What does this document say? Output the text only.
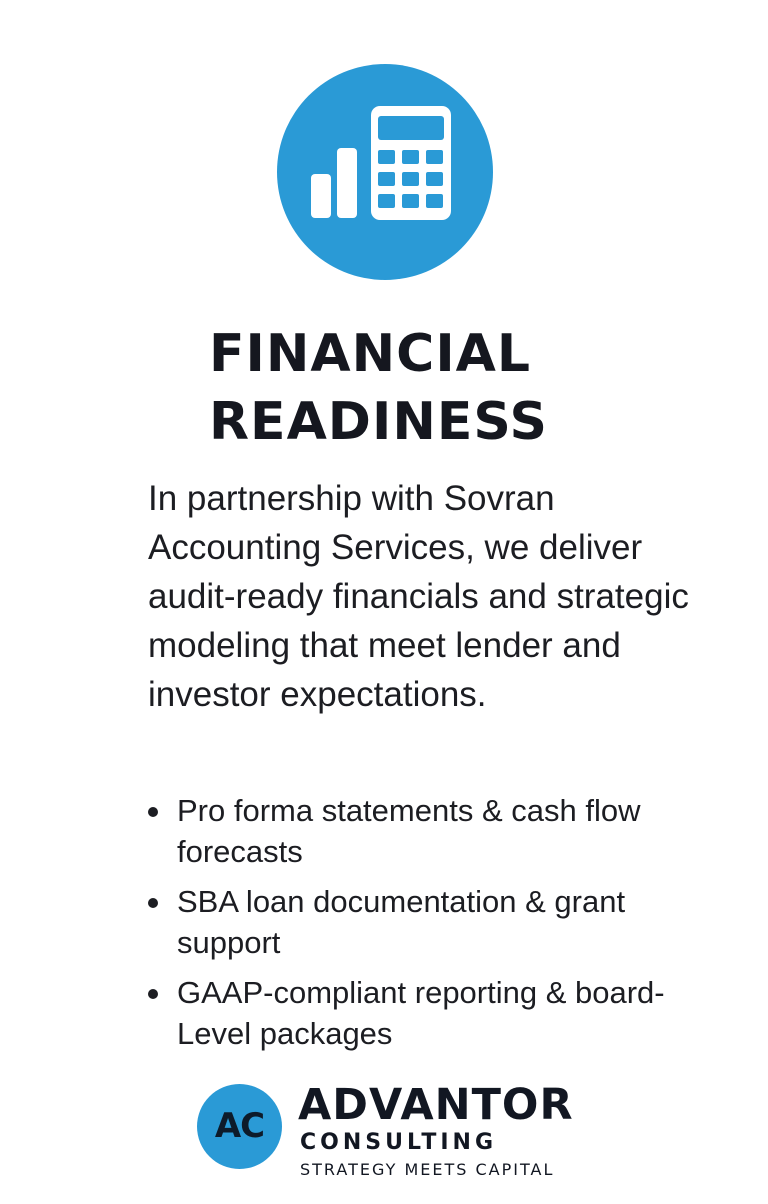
FINANCIAL
READINESS

In partnership with Sovran Accounting Services, we deliver audit-ready financials and strategic modeling that meet lender and investor expectations.

Pro forma statements & cash flow forecasts
SBA loan documentation & grant support
GAAP-compliant reporting & board-Level packages
AC ADVANTOR
CONSULTING
STRATEGY MEETS CAPITAL
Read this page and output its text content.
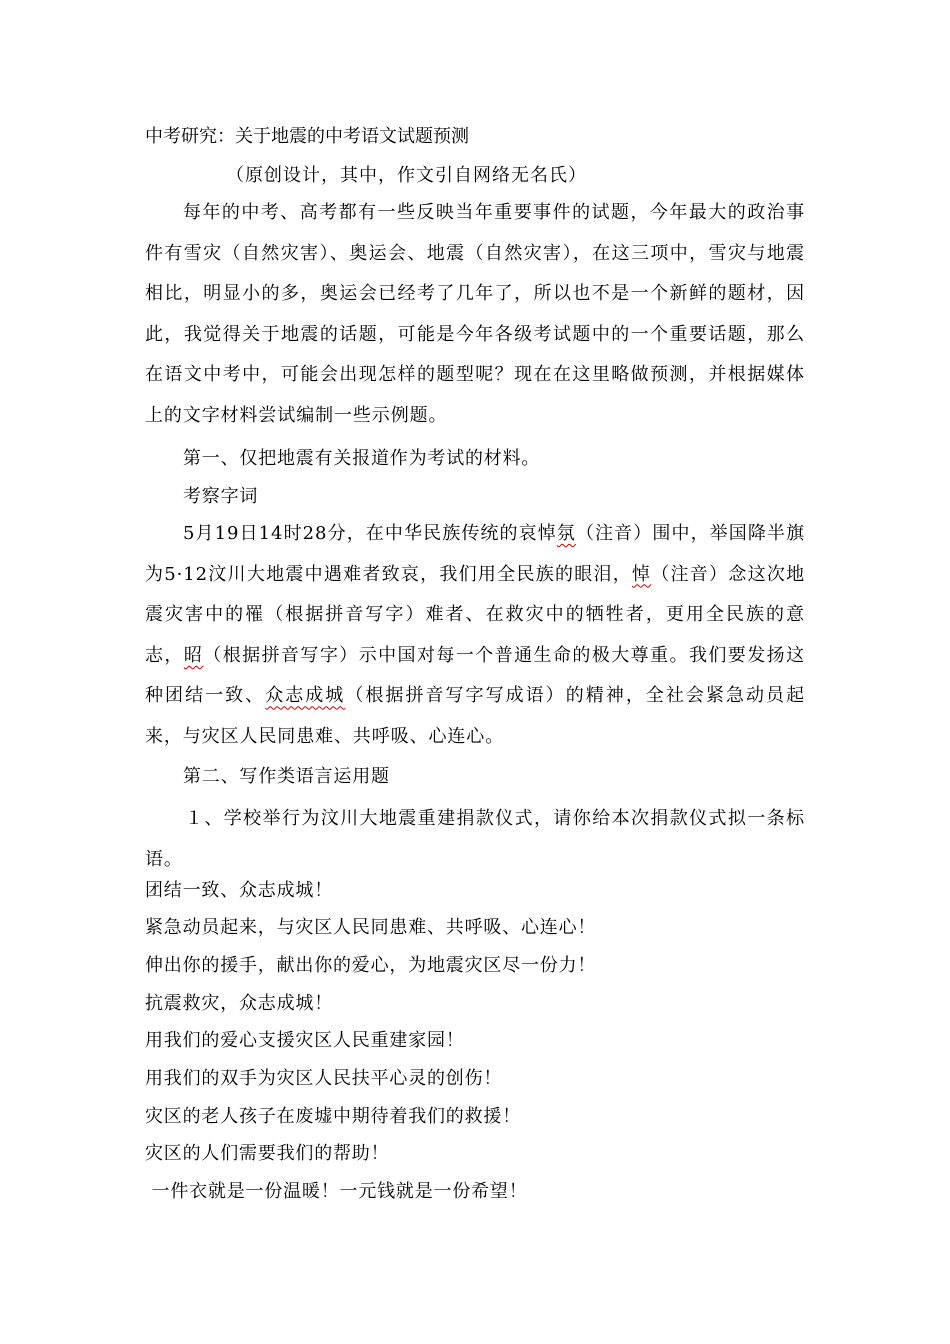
中考研究：关于地震的中考语文试题预测
（原创设计，其中，作文引自网络无名氏）
每年的中考、高考都有一些反映当年重要事件的试题，今年最大的政治事件有雪灾（自然灾害）、奥运会、地震（自然灾害），在这三项中，雪灾与地震相比，明显小的多，奥运会已经考了几年了，所以也不是一个新鲜的题材，因此，我觉得关于地震的话题，可能是今年各级考试题中的一个重要话题，那么在语文中考中，可能会出现怎样的题型呢？现在在这里略做预测，并根据媒体上的文字材料尝试编制一些示例题。
第一、仅把地震有关报道作为考试的材料。
考察字词
5月19日14时28分，在中华民族传统的哀悼氛（注音）围中，举国降半旗为5·12汶川大地震中遇难者致哀，我们用全民族的眼泪，悼（注音）念这次地震灾害中的罹（根据拼音写字）难者、在救灾中的牺牲者，更用全民族的意志，昭（根据拼音写字）示中国对每一个普通生命的极大尊重。我们要发扬这种团结一致、众志成城（根据拼音写字写成语）的精神，全社会紧急动员起来，与灾区人民同患难、共呼吸、心连心。
第二、写作类语言运用题
１、学校举行为汶川大地震重建捐款仪式，请你给本次捐款仪式拟一条标语。
团结一致、众志成城！
紧急动员起来，与灾区人民同患难、共呼吸、心连心！
伸出你的援手，献出你的爱心，为地震灾区尽一份力！
抗震救灾，众志成城！
用我们的爱心支援灾区人民重建家园！
用我们的双手为灾区人民扶平心灵的创伤！
灾区的老人孩子在废墟中期待着我们的救援！
灾区的人们需要我们的帮助！
一件衣就是一份温暖！一元钱就是一份希望！
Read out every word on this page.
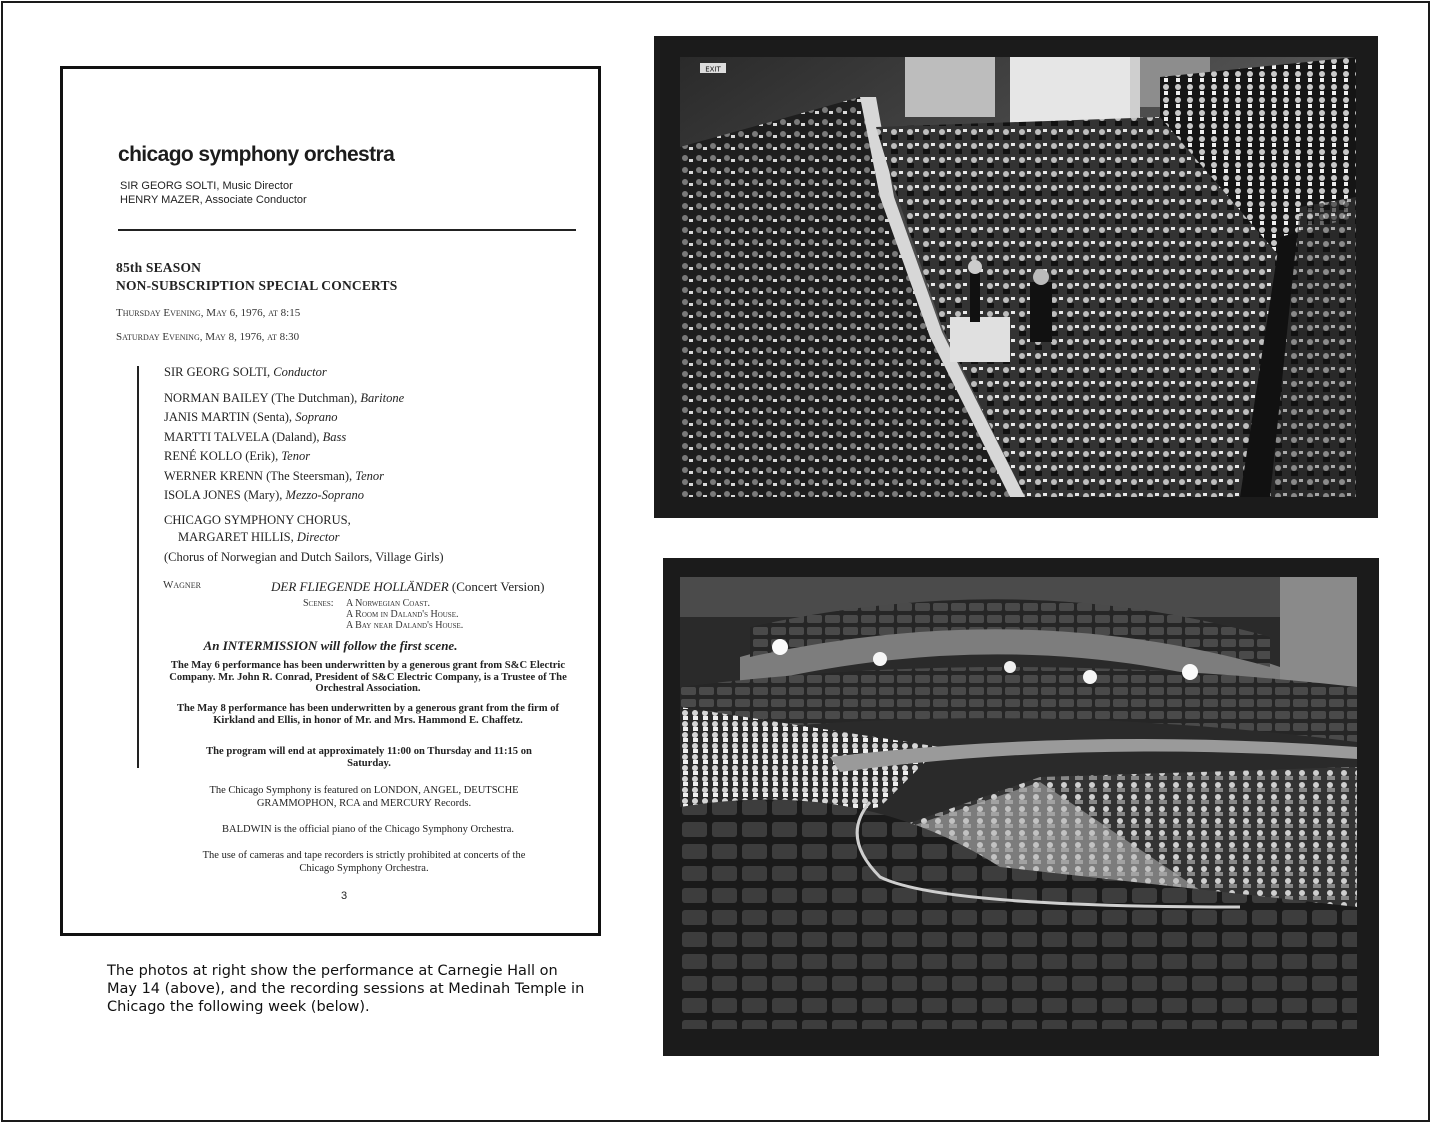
chicago symphony orchestra
SIR GEORG SOLTI, Music Director
HENRY MAZER, Associate Conductor
85th SEASON
NON-SUBSCRIPTION SPECIAL CONCERTS
Thursday Evening, May 6, 1976, at 8:15
Saturday Evening, May 8, 1976, at 8:30
SIR GEORG SOLTI, Conductor
NORMAN BAILEY (The Dutchman), Baritone
JANIS MARTIN (Senta), Soprano
MARTTI TALVELA (Daland), Bass
RENÉ KOLLO (Erik), Tenor
WERNER KRENN (The Steersman), Tenor
ISOLA JONES (Mary), Mezzo-Soprano
CHICAGO SYMPHONY CHORUS,
MARGARET HILLIS, Director
(Chorus of Norwegian and Dutch Sailors, Village Girls)
Wagner	DER FLIEGENDE HOLLÄNDER (Concert Version)
Scenes: A Norwegian Coast.
A Room in Daland's House.
A Bay near Daland's House.
An INTERMISSION will follow the first scene.
The May 6 performance has been underwritten by a generous grant from S&C Electric Company. Mr. John R. Conrad, President of S&C Electric Company, is a Trustee of The Orchestral Association.
The May 8 performance has been underwritten by a generous grant from the firm of Kirkland and Ellis, in honor of Mr. and Mrs. Hammond E. Chaffetz.
The program will end at approximately 11:00 on Thursday and 11:15 on Saturday.
The Chicago Symphony is featured on LONDON, ANGEL, DEUTSCHE GRAMMOPHON, RCA and MERCURY Records.
BALDWIN is the official piano of the Chicago Symphony Orchestra.
The use of cameras and tape recorders is strictly prohibited at concerts of the Chicago Symphony Orchestra.
3
The photos at right show the performance at Carnegie Hall on May 14 (above), and the recording sessions at Medinah Temple in Chicago the following week (below).
EXIT
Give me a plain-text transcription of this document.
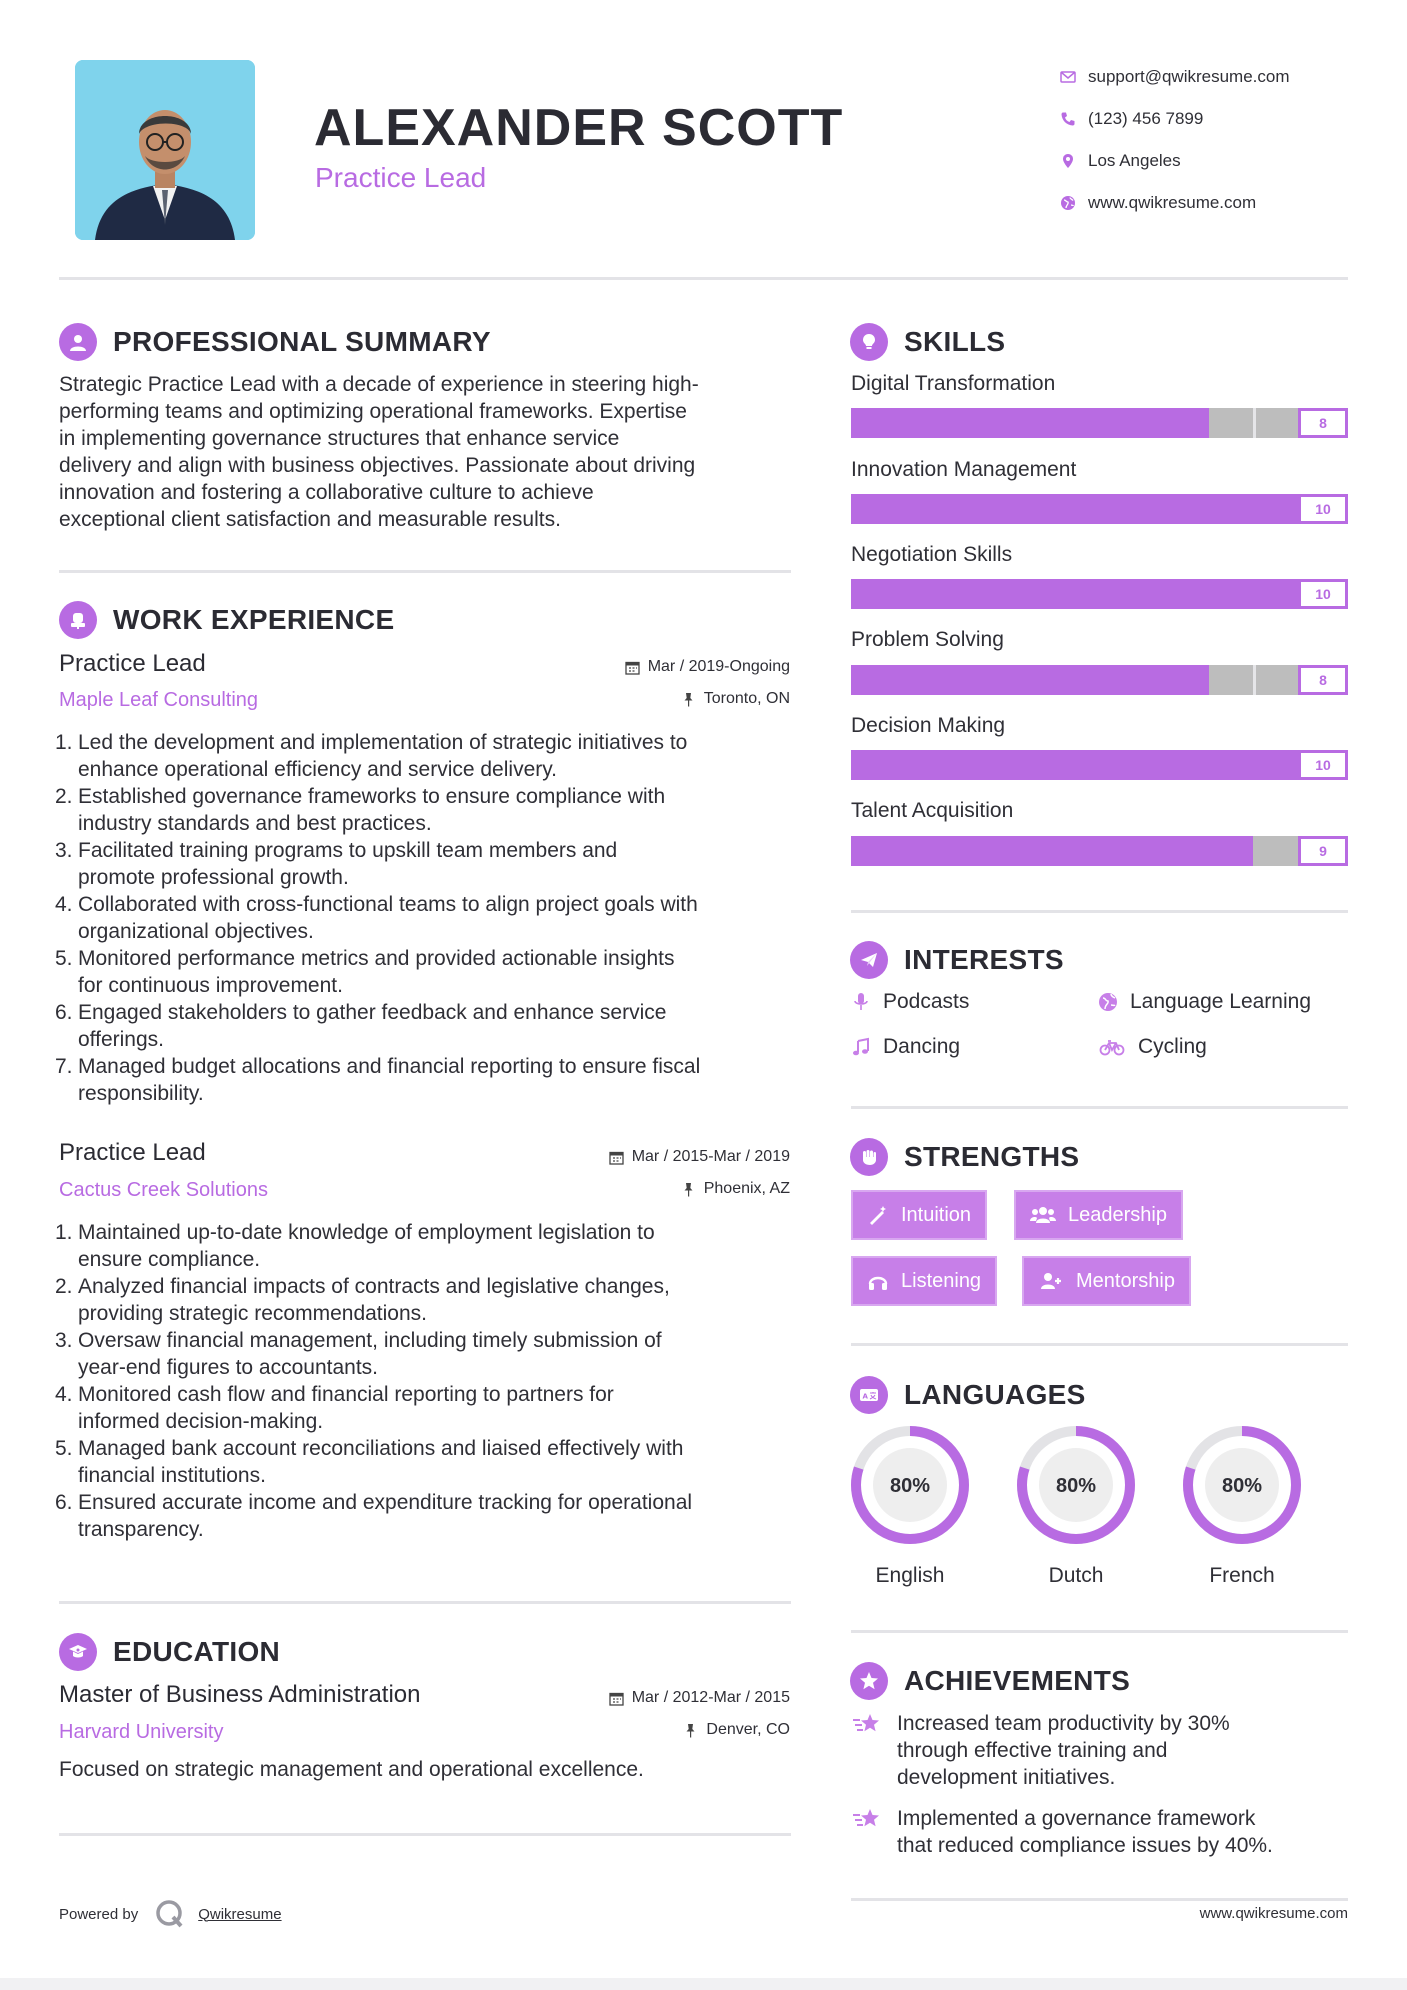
ALEXANDER SCOTT
Practice Lead
support@qwikresume.com
(123) 456 7899
Los Angeles
www.qwikresume.com
PROFESSIONAL SUMMARY
Strategic Practice Lead with a decade of experience in steering high-
performing teams and optimizing operational frameworks. Expertise
in implementing governance structures that enhance service
delivery and align with business objectives. Passionate about driving
innovation and fostering a collaborative culture to achieve
exceptional client satisfaction and measurable results.
WORK EXPERIENCE
Practice Lead
Maple Leaf Consulting
Mar / 2019-Ongoing
Toronto, ON
1. Led the development and implementation of strategic initiatives to
enhance operational efficiency and service delivery.
2. Established governance frameworks to ensure compliance with
industry standards and best practices.
3. Facilitated training programs to upskill team members and
promote professional growth.
4. Collaborated with cross-functional teams to align project goals with
organizational objectives.
5. Monitored performance metrics and provided actionable insights
for continuous improvement.
6. Engaged stakeholders to gather feedback and enhance service
offerings.
7. Managed budget allocations and financial reporting to ensure fiscal
responsibility.
Practice Lead
Cactus Creek Solutions
Mar / 2015-Mar / 2019
Phoenix, AZ
1. Maintained up-to-date knowledge of employment legislation to
ensure compliance.
2. Analyzed financial impacts of contracts and legislative changes,
providing strategic recommendations.
3. Oversaw financial management, including timely submission of
year-end figures to accountants.
4. Monitored cash flow and financial reporting to partners for
informed decision-making.
5. Managed bank account reconciliations and liaised effectively with
financial institutions.
6. Ensured accurate income and expenditure tracking for operational
transparency.
EDUCATION
Master of Business Administration
Harvard University
Mar / 2012-Mar / 2015
Denver, CO
Focused on strategic management and operational excellence.
SKILLS
Digital Transformation
8
Innovation Management
10
Negotiation Skills
10
Problem Solving
8
Decision Making
10
Talent Acquisition
9
INTERESTS
Podcasts	Language Learning
Dancing	Cycling
STRENGTHS
Intuition	Leadership
Listening	Mentorship
A LANGUAGES
80%
English
80%
Dutch
80%
French
ACHIEVEMENTS
Increased team productivity by 30%
through effective training and
development initiatives.
Implemented a governance framework
that reduced compliance issues by 40%.
Powered by	Qwikresume	www.qwikresume.com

------------------------------------

▶ _Exercise goal_
Using the listing above, pull out all lines that hold the word "governance".

▶ _Worked solution_
in implementing governance structures that enhance service
2. Established governance frameworks to ensure compliance with
Implemented a governance framework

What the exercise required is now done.